## Prompt
Will you output the entries below exactly, skipping every image they contain?

# start of Provided entries

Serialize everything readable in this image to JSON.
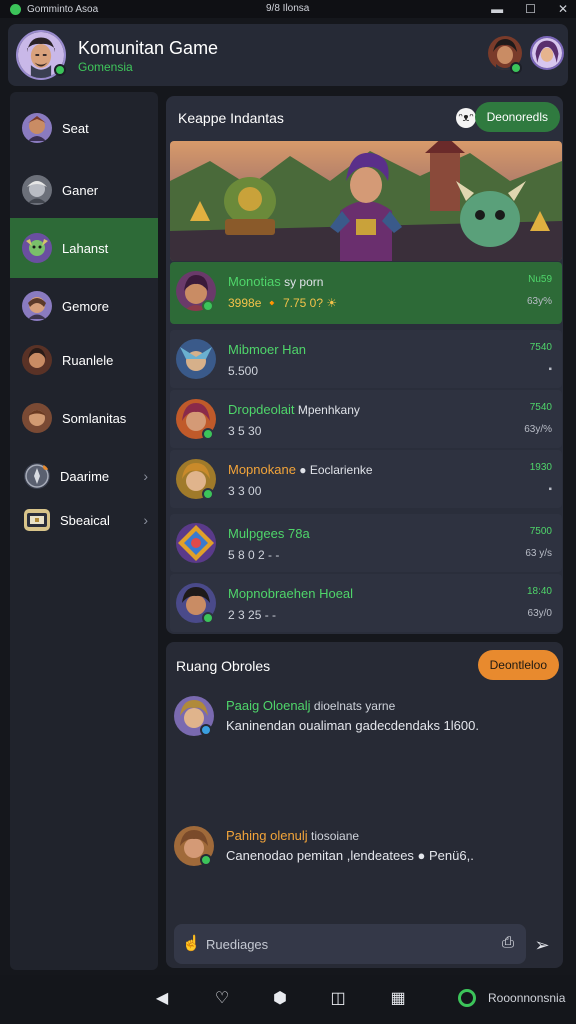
{
  "statusbar": {
    "app_name": "Gomminto Asoa",
    "center_text": "9/8 Ilonsa",
    "controls": {
      "minimize": "▬",
      "maximize": "☐",
      "close": "✕"
    }
  },
  "header": {
    "title": "Komunitan Game",
    "subtitle": "Gomensia"
  },
  "sidebar": {
    "items": [
      {
        "label": "Seat",
        "icon": "avatar-icon"
      },
      {
        "label": "Ganer",
        "icon": "avatar-icon"
      },
      {
        "label": "Lahanst",
        "icon": "avatar-icon",
        "active": true
      },
      {
        "label": "Gemore",
        "icon": "avatar-icon"
      },
      {
        "label": "Ruanlele",
        "icon": "avatar-icon"
      },
      {
        "label": "Somlanitas",
        "icon": "avatar-icon"
      },
      {
        "label": "Daarime",
        "icon": "compass-icon",
        "chevron": "›"
      },
      {
        "label": "Sbeaical",
        "icon": "chest-icon",
        "chevron": "›"
      }
    ]
  },
  "panel": {
    "title": "Keappe Indantas",
    "ghost_glyph": "ᵔᴥᵔ",
    "button": "Deonoredls"
  },
  "rows": [
    {
      "name": "Monotias",
      "extra": " sy porn",
      "sub": "3998e 🔸 7.75 0? ☀",
      "time": "Nu59",
      "meta": "63y%",
      "featured": true
    },
    {
      "name": "Mibmoer Han",
      "extra": "",
      "sub": "5.500",
      "time": "7540",
      "meta": "▪"
    },
    {
      "name": "Dropdeolait",
      "extra": " Mpenhkany",
      "sub": "3 5 30",
      "time": "7540",
      "meta": "63y/%"
    },
    {
      "name": "Mopnokane",
      "extra": " ● Eoclarienke",
      "sub": "3 3 00",
      "time": "1930",
      "meta": "▪",
      "orange": true
    },
    {
      "name": "Mulpgees 78a",
      "extra": "",
      "sub": "5 8 0 2 - -",
      "time": "7500",
      "meta": "63 y/s"
    },
    {
      "name": "Mopnobraehen Hoeal",
      "extra": "",
      "sub": "2 3 25 - -",
      "time": "18:40",
      "meta": "63y/0"
    }
  ],
  "chat": {
    "title": "Ruang Obroles",
    "button": "Deontleloo",
    "messages": [
      {
        "name": "Paaig Oloenalj",
        "extra": " dioelnats yarne",
        "text": "Kaninendan oualiman gadecdendaks 1l600.",
        "orange": false
      },
      {
        "name": "Pahing olenulj",
        "extra": " tiosoiane",
        "text": "Canenodao pemitan ,lendeatees ● Penü6,.",
        "orange": true
      }
    ],
    "input_placeholder": "Ruediages"
  },
  "navbar": {
    "icons": [
      "◀",
      "♡",
      "⬢",
      "◫",
      "▦"
    ],
    "status_label": "Rooonnonsnia"
  },
  "colors": {
    "accent_green": "#2f7a3f",
    "text_green": "#4fd56a",
    "accent_orange": "#e88a2e",
    "panel_bg": "#2a2e3b"
  }
}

# end of Provided entries

## Complete answer
Serialize everything readable in this image to JSON.
{
  "statusbar": {
    "app_name": "Gomminto Asoa",
    "center_text": "9/8 Ilonsa",
    "controls": {
      "minimize": "▬",
      "maximize": "☐",
      "close": "✕"
    }
  },
  "header": {
    "title": "Komunitan Game",
    "subtitle": "Gomensia"
  },
  "sidebar": {
    "items": [
      {
        "label": "Seat",
        "icon": "avatar-icon"
      },
      {
        "label": "Ganer",
        "icon": "avatar-icon"
      },
      {
        "label": "Lahanst",
        "icon": "avatar-icon",
        "active": true
      },
      {
        "label": "Gemore",
        "icon": "avatar-icon"
      },
      {
        "label": "Ruanlele",
        "icon": "avatar-icon"
      },
      {
        "label": "Somlanitas",
        "icon": "avatar-icon"
      },
      {
        "label": "Daarime",
        "icon": "compass-icon",
        "chevron": "›"
      },
      {
        "label": "Sbeaical",
        "icon": "chest-icon",
        "chevron": "›"
      }
    ]
  },
  "panel": {
    "title": "Keappe Indantas",
    "ghost_glyph": "ᵔᴥᵔ",
    "button": "Deonoredls"
  },
  "rows": [
    {
      "name": "Monotias",
      "extra": " sy porn",
      "sub": "3998e 🔸 7.75 0? ☀",
      "time": "Nu59",
      "meta": "63y%",
      "featured": true
    },
    {
      "name": "Mibmoer Han",
      "extra": "",
      "sub": "5.500",
      "time": "7540",
      "meta": "▪"
    },
    {
      "name": "Dropdeolait",
      "extra": " Mpenhkany",
      "sub": "3 5 30",
      "time": "7540",
      "meta": "63y/%"
    },
    {
      "name": "Mopnokane",
      "extra": " ● Eoclarienke",
      "sub": "3 3 00",
      "time": "1930",
      "meta": "▪",
      "orange": true
    },
    {
      "name": "Mulpgees 78a",
      "extra": "",
      "sub": "5 8 0 2 - -",
      "time": "7500",
      "meta": "63 y/s"
    },
    {
      "name": "Mopnobraehen Hoeal",
      "extra": "",
      "sub": "2 3 25 - -",
      "time": "18:40",
      "meta": "63y/0"
    }
  ],
  "chat": {
    "title": "Ruang Obroles",
    "button": "Deontleloo",
    "messages": [
      {
        "name": "Paaig Oloenalj",
        "extra": " dioelnats yarne",
        "text": "Kaninendan oualiman gadecdendaks 1l600.",
        "orange": false
      },
      {
        "name": "Pahing olenulj",
        "extra": " tiosoiane",
        "text": "Canenodao pemitan ,lendeatees ● Penü6,.",
        "orange": true
      }
    ],
    "input_placeholder": "Ruediages"
  },
  "navbar": {
    "icons": [
      "◀",
      "♡",
      "⬢",
      "◫",
      "▦"
    ],
    "status_label": "Rooonnonsnia"
  },
  "colors": {
    "accent_green": "#2f7a3f",
    "text_green": "#4fd56a",
    "accent_orange": "#e88a2e",
    "panel_bg": "#2a2e3b"
  }
}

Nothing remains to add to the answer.